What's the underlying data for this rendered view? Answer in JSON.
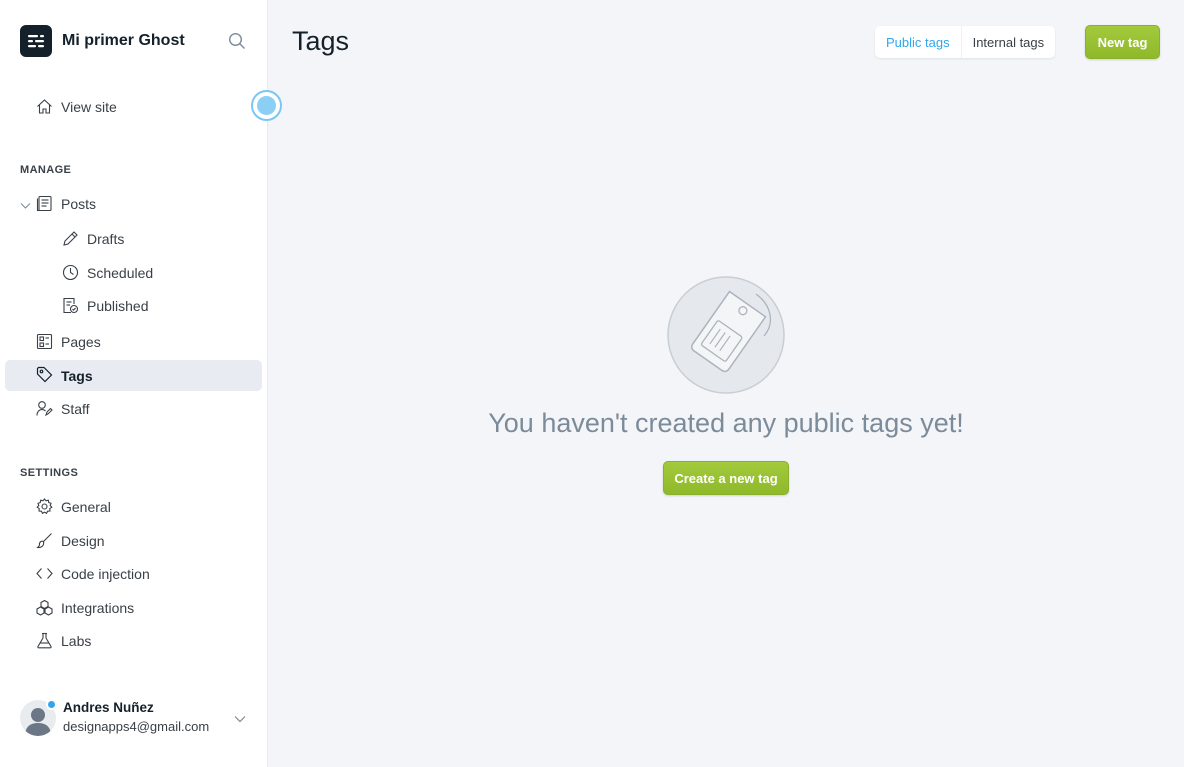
{
  "brand": {
    "name": "Mi primer Ghost"
  },
  "sidebar": {
    "view_site": "View site",
    "manage_title": "MANAGE",
    "posts": "Posts",
    "drafts": "Drafts",
    "scheduled": "Scheduled",
    "published": "Published",
    "pages": "Pages",
    "tags": "Tags",
    "staff": "Staff",
    "settings_title": "SETTINGS",
    "general": "General",
    "design": "Design",
    "code_injection": "Code injection",
    "integrations": "Integrations",
    "labs": "Labs"
  },
  "user": {
    "name": "Andres Nuñez",
    "email": "designapps4@gmail.com"
  },
  "main": {
    "title": "Tags",
    "tab_public": "Public tags",
    "tab_internal": "Internal tags",
    "new_tag": "New tag",
    "empty_message": "You haven't created any public tags yet!",
    "create_tag": "Create a new tag"
  },
  "colors": {
    "accent_green": "#9fc635",
    "accent_blue": "#30a6ee",
    "sidebar_active": "#e8ebf1"
  }
}
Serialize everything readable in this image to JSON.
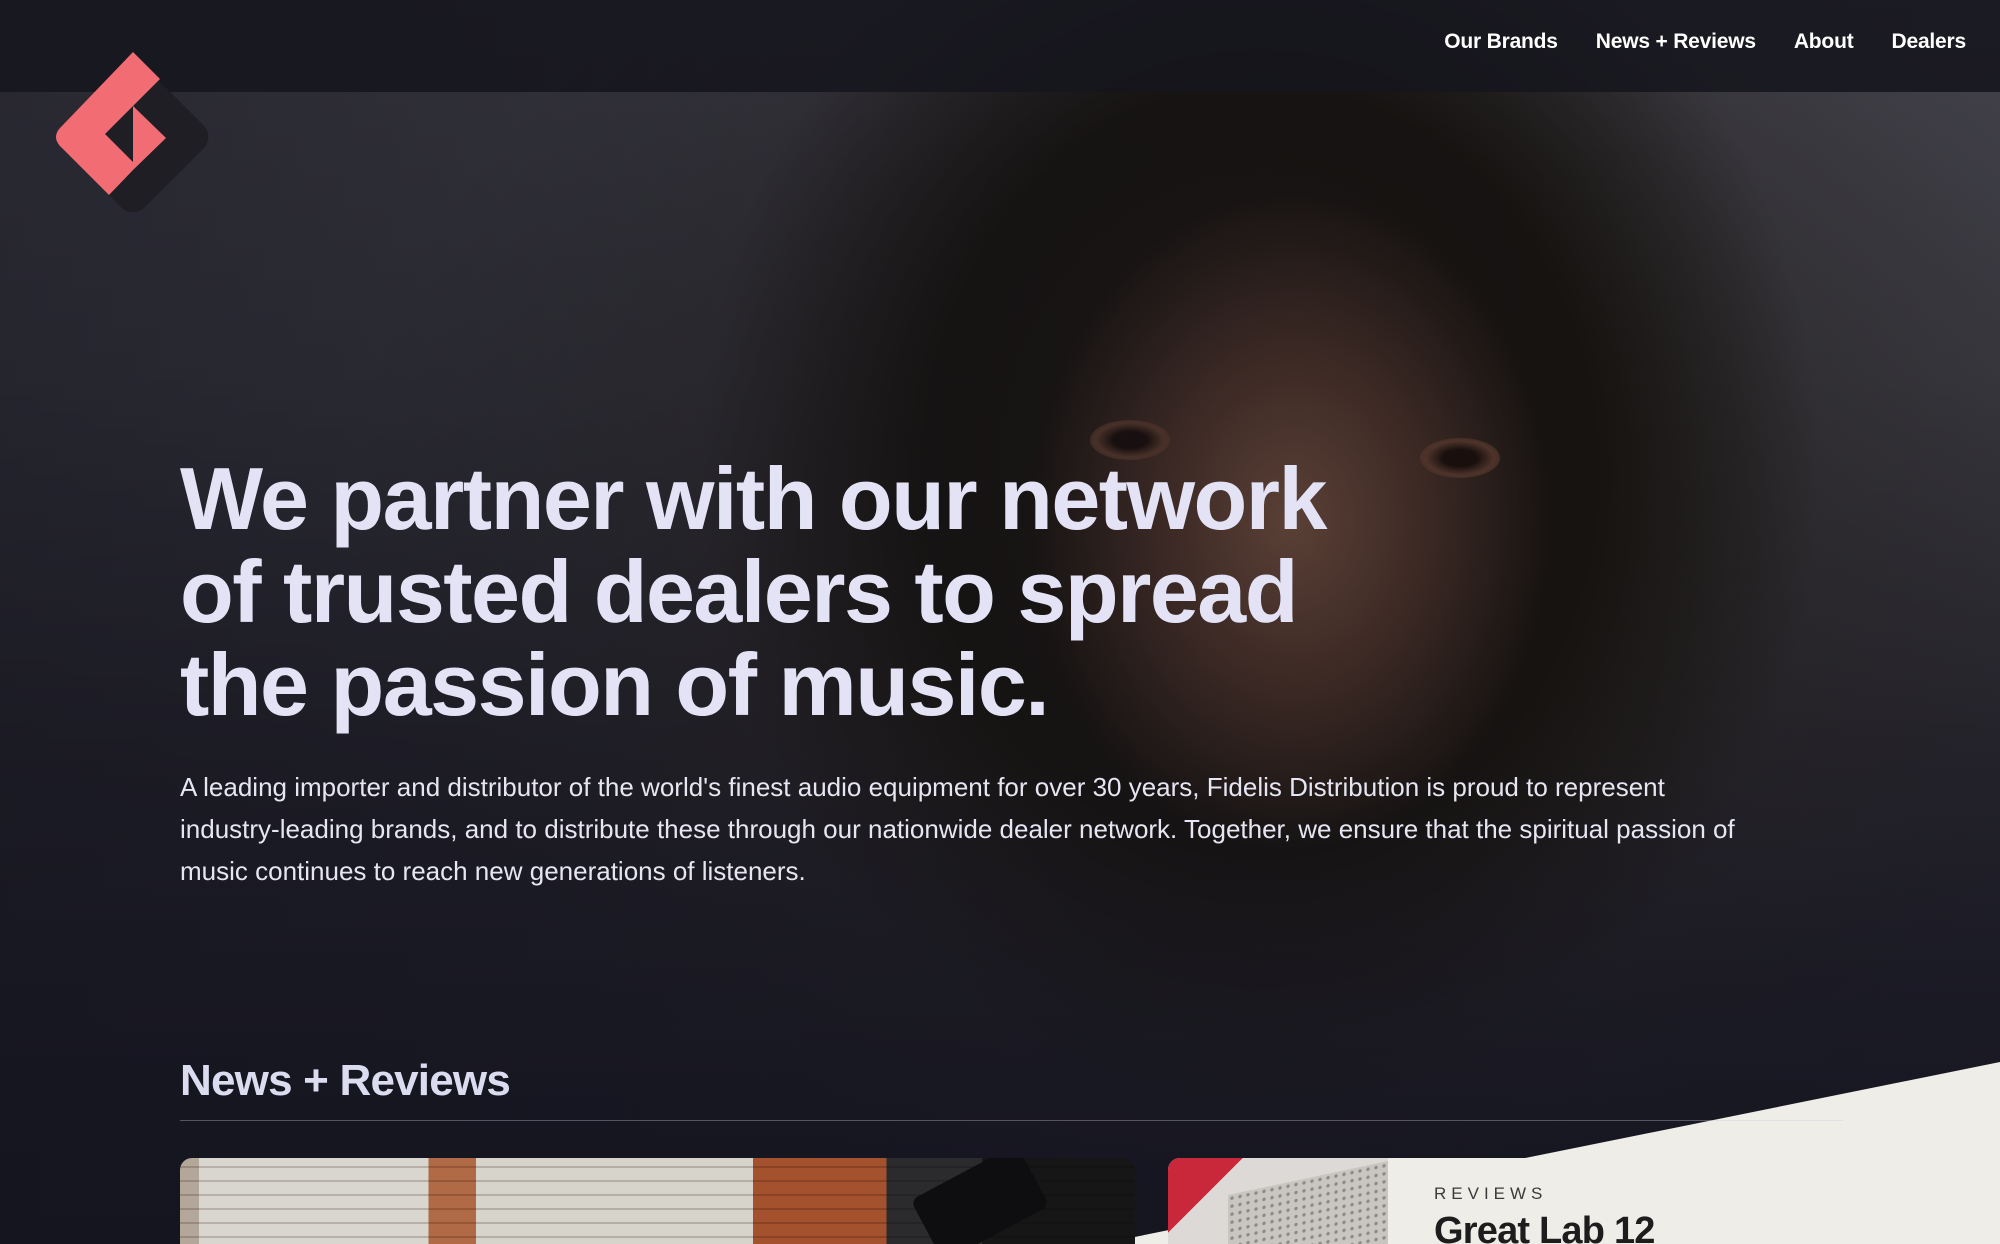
{
  "nav": {
    "items": [
      {
        "label": "Our Brands"
      },
      {
        "label": "News + Reviews"
      },
      {
        "label": "About"
      },
      {
        "label": "Dealers"
      }
    ]
  },
  "brand": {
    "logo_icon": "fidelis-logo-icon",
    "accent_color": "#f26d73"
  },
  "hero": {
    "headline_lines": [
      "We partner with our network",
      "of trusted dealers to spread",
      "the passion of music."
    ],
    "intro_lines": [
      "A leading importer and distributor of the world's finest audio equipment for over 30 years, Fidelis Distribution is proud to represent",
      "industry-leading brands, and to distribute these through our nationwide dealer network. Together, we ensure that the spiritual passion of",
      "music continues to reach new generations of listeners."
    ]
  },
  "news": {
    "section_title": "News + Reviews",
    "review_card": {
      "tag": "REVIEWS",
      "title": "Great Lab 12"
    }
  }
}
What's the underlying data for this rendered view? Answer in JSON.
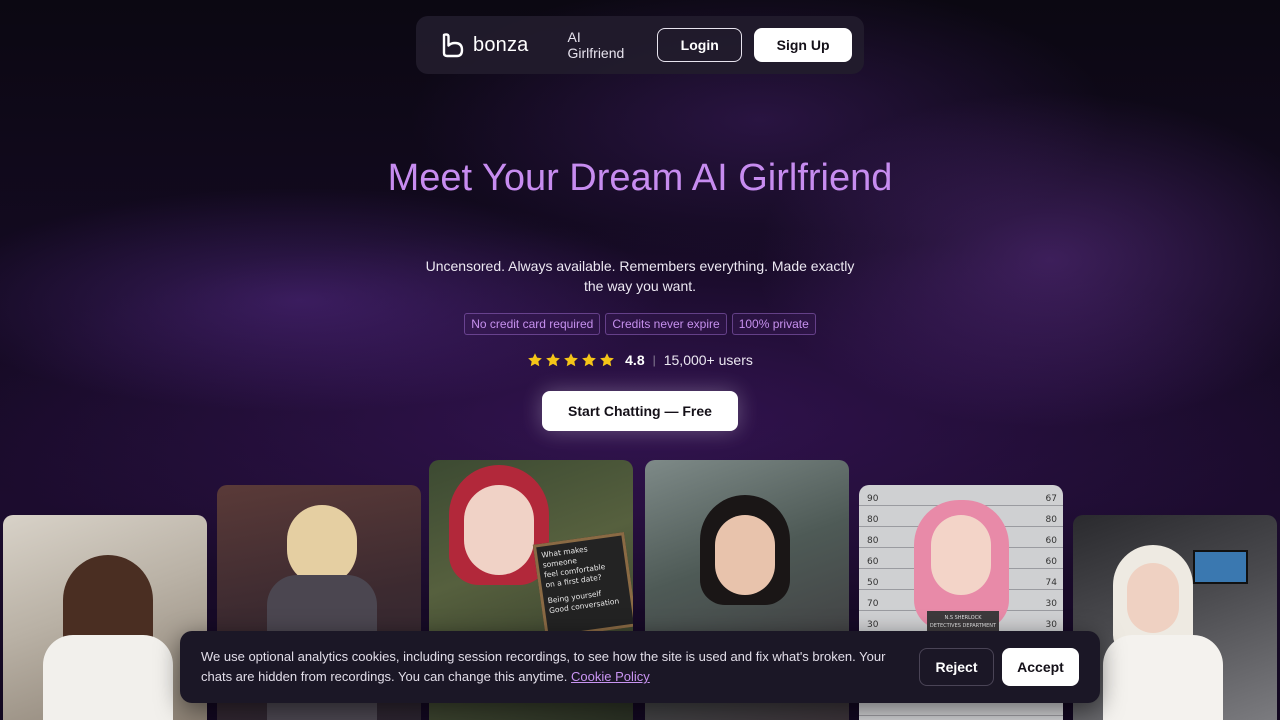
{
  "nav": {
    "brand": "bonza",
    "link": "AI Girlfriend",
    "login_label": "Login",
    "signup_label": "Sign Up"
  },
  "hero": {
    "title": "Meet Your Dream AI Girlfriend",
    "subtitle": "Uncensored. Always available. Remembers everything. Made exactly the way you want.",
    "badges": [
      "No credit card required",
      "Credits never expire",
      "100% private"
    ],
    "rating_value": "4.8",
    "stars": 5,
    "separator": "|",
    "users": "15,000+ users",
    "cta_label": "Start Chatting — Free"
  },
  "cards": {
    "chalkboard_line1": "What makes someone",
    "chalkboard_line2": "feel comfortable",
    "chalkboard_line3": "on a first date?",
    "chalkboard_item1": "Being yourself",
    "chalkboard_item2": "Good conversation",
    "mugshot_left": [
      "90",
      "80",
      "80",
      "60",
      "50",
      "70",
      "30"
    ],
    "mugshot_right": [
      "67",
      "80",
      "60",
      "60",
      "74",
      "30",
      "30"
    ],
    "mugshot_sign1": "N.S SHERLOCK",
    "mugshot_sign2": "DETECTIVES DEPARTMENT"
  },
  "cookie": {
    "text": "We use optional analytics cookies, including session recordings, to see how the site is used and fix what's broken. Your chats are hidden from recordings. You can change this anytime.",
    "link_label": "Cookie Policy",
    "reject_label": "Reject",
    "accept_label": "Accept"
  },
  "colors": {
    "accent": "#c78cf0",
    "star": "#f5c518"
  }
}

WHAT THE TASK ASKS ▸
Among the lines of the material, find those that hold the word "this" and copy them.

OUTPUT BELOW ▸
What's the underlying data for this rendered view? Answer in JSON.
Serialize everything readable in this image to JSON.
What's the underlying data for this rendered view? Answer in JSON.
    "text": "We use optional analytics cookies, including session recordings, to see how the site is used and fix what's broken. Your chats are hidden from recordings. You can change this anytime.",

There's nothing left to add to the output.